▶ **OBJECTIVE**: All of the records listed below should be retyped exactly.
____
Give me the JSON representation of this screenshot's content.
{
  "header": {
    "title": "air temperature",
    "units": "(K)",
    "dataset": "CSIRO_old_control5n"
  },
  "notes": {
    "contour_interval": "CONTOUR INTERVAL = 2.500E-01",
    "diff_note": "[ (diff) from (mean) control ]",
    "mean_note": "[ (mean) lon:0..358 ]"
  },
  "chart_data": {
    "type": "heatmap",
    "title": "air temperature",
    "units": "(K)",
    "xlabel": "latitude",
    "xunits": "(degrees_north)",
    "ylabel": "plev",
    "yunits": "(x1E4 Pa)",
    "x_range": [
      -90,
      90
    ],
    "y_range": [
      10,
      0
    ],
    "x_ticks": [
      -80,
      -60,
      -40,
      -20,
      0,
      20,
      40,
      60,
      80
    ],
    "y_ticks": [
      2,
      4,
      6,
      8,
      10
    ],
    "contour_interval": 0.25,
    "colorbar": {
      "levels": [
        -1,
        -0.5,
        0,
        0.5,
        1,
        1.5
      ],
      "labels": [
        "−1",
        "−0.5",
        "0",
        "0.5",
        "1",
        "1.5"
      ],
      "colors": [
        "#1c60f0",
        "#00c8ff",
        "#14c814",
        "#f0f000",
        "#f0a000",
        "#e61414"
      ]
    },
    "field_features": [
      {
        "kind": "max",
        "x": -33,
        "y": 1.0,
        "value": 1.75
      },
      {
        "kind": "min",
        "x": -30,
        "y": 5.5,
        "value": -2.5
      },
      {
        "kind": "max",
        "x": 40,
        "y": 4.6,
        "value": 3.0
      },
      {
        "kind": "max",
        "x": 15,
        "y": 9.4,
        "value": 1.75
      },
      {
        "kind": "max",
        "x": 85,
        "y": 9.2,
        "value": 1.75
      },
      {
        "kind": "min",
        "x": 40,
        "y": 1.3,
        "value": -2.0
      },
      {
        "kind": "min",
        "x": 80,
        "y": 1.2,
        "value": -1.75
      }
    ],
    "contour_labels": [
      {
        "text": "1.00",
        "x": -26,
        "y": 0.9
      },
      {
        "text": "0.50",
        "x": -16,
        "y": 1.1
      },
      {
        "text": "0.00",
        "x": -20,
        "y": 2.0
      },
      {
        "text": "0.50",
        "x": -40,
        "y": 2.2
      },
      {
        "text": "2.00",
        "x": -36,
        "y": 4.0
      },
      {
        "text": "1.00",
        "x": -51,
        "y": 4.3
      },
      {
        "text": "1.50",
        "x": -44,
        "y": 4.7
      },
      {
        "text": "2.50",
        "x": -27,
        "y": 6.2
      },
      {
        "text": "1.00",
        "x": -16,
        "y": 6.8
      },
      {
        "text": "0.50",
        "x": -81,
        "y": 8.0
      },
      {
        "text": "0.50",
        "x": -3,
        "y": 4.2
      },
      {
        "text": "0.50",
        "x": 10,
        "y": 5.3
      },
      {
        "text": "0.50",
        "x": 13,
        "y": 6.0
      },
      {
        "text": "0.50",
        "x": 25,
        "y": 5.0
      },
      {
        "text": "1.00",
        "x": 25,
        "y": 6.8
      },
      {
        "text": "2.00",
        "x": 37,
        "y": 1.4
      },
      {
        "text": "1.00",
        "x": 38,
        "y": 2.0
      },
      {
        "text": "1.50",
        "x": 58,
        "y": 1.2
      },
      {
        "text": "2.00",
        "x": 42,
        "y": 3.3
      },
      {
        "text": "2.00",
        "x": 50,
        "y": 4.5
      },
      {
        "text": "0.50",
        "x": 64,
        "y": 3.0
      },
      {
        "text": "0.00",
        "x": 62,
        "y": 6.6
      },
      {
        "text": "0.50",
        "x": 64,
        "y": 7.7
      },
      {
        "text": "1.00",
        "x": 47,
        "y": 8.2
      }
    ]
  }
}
____
▶ **SOLUTION BELOW**:
Give me the JSON representation of this screenshot's content.
{
  "header": {
    "title": "air temperature",
    "units": "(K)",
    "dataset": "CSIRO_old_control5n"
  },
  "notes": {
    "contour_interval": "CONTOUR INTERVAL = 2.500E-01",
    "diff_note": "[ (diff) from (mean) control ]",
    "mean_note": "[ (mean) lon:0..358 ]"
  },
  "chart_data": {
    "type": "heatmap",
    "title": "air temperature",
    "units": "(K)",
    "xlabel": "latitude",
    "xunits": "(degrees_north)",
    "ylabel": "plev",
    "yunits": "(x1E4 Pa)",
    "x_range": [
      -90,
      90
    ],
    "y_range": [
      10,
      0
    ],
    "x_ticks": [
      -80,
      -60,
      -40,
      -20,
      0,
      20,
      40,
      60,
      80
    ],
    "y_ticks": [
      2,
      4,
      6,
      8,
      10
    ],
    "contour_interval": 0.25,
    "colorbar": {
      "levels": [
        -1,
        -0.5,
        0,
        0.5,
        1,
        1.5
      ],
      "labels": [
        "−1",
        "−0.5",
        "0",
        "0.5",
        "1",
        "1.5"
      ],
      "colors": [
        "#1c60f0",
        "#00c8ff",
        "#14c814",
        "#f0f000",
        "#f0a000",
        "#e61414"
      ]
    },
    "field_features": [
      {
        "kind": "max",
        "x": -33,
        "y": 1.0,
        "value": 1.75
      },
      {
        "kind": "min",
        "x": -30,
        "y": 5.5,
        "value": -2.5
      },
      {
        "kind": "max",
        "x": 40,
        "y": 4.6,
        "value": 3.0
      },
      {
        "kind": "max",
        "x": 15,
        "y": 9.4,
        "value": 1.75
      },
      {
        "kind": "max",
        "x": 85,
        "y": 9.2,
        "value": 1.75
      },
      {
        "kind": "min",
        "x": 40,
        "y": 1.3,
        "value": -2.0
      },
      {
        "kind": "min",
        "x": 80,
        "y": 1.2,
        "value": -1.75
      }
    ],
    "contour_labels": [
      {
        "text": "1.00",
        "x": -26,
        "y": 0.9
      },
      {
        "text": "0.50",
        "x": -16,
        "y": 1.1
      },
      {
        "text": "0.00",
        "x": -20,
        "y": 2.0
      },
      {
        "text": "0.50",
        "x": -40,
        "y": 2.2
      },
      {
        "text": "2.00",
        "x": -36,
        "y": 4.0
      },
      {
        "text": "1.00",
        "x": -51,
        "y": 4.3
      },
      {
        "text": "1.50",
        "x": -44,
        "y": 4.7
      },
      {
        "text": "2.50",
        "x": -27,
        "y": 6.2
      },
      {
        "text": "1.00",
        "x": -16,
        "y": 6.8
      },
      {
        "text": "0.50",
        "x": -81,
        "y": 8.0
      },
      {
        "text": "0.50",
        "x": -3,
        "y": 4.2
      },
      {
        "text": "0.50",
        "x": 10,
        "y": 5.3
      },
      {
        "text": "0.50",
        "x": 13,
        "y": 6.0
      },
      {
        "text": "0.50",
        "x": 25,
        "y": 5.0
      },
      {
        "text": "1.00",
        "x": 25,
        "y": 6.8
      },
      {
        "text": "2.00",
        "x": 37,
        "y": 1.4
      },
      {
        "text": "1.00",
        "x": 38,
        "y": 2.0
      },
      {
        "text": "1.50",
        "x": 58,
        "y": 1.2
      },
      {
        "text": "2.00",
        "x": 42,
        "y": 3.3
      },
      {
        "text": "2.00",
        "x": 50,
        "y": 4.5
      },
      {
        "text": "0.50",
        "x": 64,
        "y": 3.0
      },
      {
        "text": "0.00",
        "x": 62,
        "y": 6.6
      },
      {
        "text": "0.50",
        "x": 64,
        "y": 7.7
      },
      {
        "text": "1.00",
        "x": 47,
        "y": 8.2
      }
    ]
  }
}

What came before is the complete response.